# Instructions for the task:
Find the lines that hold the word "Component" and return them.

[Records contained in a dataset]

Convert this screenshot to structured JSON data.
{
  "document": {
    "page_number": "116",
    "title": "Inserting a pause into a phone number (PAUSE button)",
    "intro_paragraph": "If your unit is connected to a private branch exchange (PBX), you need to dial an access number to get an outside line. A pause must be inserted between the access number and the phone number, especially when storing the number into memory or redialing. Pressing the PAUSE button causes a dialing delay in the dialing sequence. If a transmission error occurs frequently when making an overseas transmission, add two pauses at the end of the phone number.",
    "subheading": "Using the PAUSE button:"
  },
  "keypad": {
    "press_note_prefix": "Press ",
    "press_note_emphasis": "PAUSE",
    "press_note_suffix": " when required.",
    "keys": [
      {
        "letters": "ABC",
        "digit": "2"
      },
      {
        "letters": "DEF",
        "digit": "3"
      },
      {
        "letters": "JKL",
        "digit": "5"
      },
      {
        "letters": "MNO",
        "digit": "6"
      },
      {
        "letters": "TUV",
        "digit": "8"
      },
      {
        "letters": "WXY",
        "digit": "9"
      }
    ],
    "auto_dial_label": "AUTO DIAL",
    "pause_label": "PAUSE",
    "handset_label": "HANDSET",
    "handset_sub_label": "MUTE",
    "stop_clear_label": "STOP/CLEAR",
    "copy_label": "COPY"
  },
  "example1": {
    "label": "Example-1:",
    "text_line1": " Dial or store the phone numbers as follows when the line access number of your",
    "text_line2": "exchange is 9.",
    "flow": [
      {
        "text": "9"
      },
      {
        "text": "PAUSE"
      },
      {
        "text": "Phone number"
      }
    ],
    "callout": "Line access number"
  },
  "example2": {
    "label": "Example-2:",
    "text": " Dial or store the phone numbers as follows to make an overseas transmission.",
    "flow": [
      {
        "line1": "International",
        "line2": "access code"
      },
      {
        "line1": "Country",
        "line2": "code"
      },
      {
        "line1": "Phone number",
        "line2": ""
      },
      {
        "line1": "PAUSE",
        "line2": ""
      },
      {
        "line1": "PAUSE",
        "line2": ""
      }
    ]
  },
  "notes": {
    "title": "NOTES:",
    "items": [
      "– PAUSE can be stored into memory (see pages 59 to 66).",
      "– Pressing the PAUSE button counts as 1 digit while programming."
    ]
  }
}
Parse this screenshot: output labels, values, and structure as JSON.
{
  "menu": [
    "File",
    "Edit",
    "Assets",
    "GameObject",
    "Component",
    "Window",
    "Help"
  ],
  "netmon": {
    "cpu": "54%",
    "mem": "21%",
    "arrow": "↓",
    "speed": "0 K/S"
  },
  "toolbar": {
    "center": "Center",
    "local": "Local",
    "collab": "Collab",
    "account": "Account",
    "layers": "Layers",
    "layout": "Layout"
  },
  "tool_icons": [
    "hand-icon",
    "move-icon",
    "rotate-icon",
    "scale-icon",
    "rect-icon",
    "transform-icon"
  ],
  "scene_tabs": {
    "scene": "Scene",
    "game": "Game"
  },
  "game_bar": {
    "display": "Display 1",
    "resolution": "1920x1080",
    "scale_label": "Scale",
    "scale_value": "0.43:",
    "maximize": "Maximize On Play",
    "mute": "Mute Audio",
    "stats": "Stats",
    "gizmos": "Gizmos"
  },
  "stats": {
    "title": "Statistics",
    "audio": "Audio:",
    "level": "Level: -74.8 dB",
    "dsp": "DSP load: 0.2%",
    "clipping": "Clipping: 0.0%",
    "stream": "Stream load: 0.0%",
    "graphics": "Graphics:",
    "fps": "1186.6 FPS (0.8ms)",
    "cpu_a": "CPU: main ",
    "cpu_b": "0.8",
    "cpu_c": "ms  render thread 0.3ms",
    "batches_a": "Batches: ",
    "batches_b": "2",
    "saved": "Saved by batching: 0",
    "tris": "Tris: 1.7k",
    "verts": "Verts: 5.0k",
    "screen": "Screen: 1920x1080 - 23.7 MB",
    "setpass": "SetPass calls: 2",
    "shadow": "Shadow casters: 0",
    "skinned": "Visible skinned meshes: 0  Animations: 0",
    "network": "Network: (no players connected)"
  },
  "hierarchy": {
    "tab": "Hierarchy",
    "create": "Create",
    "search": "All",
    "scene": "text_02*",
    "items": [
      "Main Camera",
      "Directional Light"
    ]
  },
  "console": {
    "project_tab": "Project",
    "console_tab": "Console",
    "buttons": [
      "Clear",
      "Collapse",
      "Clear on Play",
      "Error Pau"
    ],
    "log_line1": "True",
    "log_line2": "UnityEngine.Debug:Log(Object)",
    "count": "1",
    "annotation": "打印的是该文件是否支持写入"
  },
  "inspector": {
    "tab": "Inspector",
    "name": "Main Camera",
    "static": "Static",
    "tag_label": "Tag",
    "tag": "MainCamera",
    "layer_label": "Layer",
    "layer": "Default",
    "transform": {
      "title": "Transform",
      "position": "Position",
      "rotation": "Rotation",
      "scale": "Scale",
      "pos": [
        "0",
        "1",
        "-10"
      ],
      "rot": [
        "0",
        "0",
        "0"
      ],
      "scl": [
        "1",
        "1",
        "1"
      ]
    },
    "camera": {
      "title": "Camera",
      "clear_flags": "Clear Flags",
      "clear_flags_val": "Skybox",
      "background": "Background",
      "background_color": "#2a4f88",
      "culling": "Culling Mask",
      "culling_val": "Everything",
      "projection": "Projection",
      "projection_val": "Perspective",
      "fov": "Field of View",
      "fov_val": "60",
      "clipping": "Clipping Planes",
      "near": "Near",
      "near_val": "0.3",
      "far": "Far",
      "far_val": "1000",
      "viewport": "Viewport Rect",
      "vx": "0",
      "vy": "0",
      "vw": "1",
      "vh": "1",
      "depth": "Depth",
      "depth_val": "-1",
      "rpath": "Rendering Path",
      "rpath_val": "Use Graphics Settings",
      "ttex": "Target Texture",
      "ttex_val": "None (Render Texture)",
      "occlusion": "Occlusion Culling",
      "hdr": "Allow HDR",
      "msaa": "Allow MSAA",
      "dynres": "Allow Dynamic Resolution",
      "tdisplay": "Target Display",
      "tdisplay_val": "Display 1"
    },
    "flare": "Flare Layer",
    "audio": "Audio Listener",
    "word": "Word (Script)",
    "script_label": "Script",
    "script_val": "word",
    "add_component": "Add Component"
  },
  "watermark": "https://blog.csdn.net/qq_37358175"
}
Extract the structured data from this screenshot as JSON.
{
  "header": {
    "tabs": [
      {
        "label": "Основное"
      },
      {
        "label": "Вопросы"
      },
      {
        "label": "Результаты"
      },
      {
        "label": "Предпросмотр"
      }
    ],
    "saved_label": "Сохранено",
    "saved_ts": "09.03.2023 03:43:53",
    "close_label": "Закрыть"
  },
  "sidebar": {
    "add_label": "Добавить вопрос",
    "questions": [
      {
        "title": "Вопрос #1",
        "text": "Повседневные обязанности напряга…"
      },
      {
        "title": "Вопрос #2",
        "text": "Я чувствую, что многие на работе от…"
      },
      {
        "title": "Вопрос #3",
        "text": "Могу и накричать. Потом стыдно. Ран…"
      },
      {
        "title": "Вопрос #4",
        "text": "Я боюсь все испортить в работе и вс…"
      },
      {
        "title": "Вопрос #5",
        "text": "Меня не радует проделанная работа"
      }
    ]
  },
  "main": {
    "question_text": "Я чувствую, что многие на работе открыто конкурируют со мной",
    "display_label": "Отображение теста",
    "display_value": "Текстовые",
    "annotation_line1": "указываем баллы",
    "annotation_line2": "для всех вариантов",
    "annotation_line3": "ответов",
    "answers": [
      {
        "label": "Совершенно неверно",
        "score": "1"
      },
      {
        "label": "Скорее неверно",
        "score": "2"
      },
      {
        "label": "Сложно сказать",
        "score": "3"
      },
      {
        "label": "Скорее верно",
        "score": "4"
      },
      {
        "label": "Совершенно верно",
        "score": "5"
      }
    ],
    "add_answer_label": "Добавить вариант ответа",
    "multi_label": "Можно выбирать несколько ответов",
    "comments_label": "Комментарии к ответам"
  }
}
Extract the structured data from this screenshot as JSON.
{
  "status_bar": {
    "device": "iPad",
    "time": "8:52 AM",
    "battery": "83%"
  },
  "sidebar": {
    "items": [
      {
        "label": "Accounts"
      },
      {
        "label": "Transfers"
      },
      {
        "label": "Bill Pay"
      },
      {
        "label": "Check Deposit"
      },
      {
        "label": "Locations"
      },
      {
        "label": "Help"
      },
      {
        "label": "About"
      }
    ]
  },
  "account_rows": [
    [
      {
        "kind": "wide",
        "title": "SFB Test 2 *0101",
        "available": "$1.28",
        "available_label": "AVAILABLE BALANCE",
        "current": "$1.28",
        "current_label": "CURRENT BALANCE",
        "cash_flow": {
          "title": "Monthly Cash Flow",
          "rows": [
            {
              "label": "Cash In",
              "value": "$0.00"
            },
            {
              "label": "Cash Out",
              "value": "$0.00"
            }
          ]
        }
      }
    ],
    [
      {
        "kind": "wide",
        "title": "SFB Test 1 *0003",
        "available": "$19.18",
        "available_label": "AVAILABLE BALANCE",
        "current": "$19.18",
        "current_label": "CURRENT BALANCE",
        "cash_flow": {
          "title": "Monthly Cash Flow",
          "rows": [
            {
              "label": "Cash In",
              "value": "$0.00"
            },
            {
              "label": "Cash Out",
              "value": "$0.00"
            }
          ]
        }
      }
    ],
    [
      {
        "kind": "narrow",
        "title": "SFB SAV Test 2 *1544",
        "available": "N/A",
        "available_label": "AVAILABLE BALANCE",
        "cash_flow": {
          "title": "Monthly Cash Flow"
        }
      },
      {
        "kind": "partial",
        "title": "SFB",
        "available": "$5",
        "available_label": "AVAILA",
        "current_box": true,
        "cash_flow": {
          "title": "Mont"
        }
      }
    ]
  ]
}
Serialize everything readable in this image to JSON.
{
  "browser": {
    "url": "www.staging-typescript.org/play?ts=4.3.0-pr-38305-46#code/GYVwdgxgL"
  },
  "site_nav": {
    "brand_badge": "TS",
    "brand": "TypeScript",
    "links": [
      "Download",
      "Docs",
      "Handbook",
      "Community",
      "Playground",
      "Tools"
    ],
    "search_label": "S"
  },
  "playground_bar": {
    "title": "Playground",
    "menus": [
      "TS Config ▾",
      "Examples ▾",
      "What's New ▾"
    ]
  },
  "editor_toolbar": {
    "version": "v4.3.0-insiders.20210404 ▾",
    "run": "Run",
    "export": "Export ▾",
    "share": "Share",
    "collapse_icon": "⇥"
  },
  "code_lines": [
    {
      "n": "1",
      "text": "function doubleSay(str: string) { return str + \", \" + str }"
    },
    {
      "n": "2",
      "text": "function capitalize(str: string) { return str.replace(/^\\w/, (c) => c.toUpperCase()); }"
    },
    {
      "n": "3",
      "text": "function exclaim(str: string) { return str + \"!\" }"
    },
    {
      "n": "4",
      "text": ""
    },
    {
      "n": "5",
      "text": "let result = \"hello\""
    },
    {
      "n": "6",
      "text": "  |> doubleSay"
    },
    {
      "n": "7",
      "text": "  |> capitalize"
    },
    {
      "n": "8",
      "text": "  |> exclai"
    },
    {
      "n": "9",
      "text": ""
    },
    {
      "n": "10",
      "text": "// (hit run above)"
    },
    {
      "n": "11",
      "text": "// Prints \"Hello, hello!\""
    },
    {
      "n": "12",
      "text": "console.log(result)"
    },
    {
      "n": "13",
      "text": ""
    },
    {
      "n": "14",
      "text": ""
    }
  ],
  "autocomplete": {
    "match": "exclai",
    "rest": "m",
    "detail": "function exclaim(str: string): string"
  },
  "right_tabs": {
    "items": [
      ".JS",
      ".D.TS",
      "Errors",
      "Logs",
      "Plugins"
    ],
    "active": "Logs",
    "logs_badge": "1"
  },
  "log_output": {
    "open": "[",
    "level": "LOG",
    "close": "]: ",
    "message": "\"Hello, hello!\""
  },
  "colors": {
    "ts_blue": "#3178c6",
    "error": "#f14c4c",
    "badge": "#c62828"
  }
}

# Worked answer:
    "Component",
    "add_component": "Add Component"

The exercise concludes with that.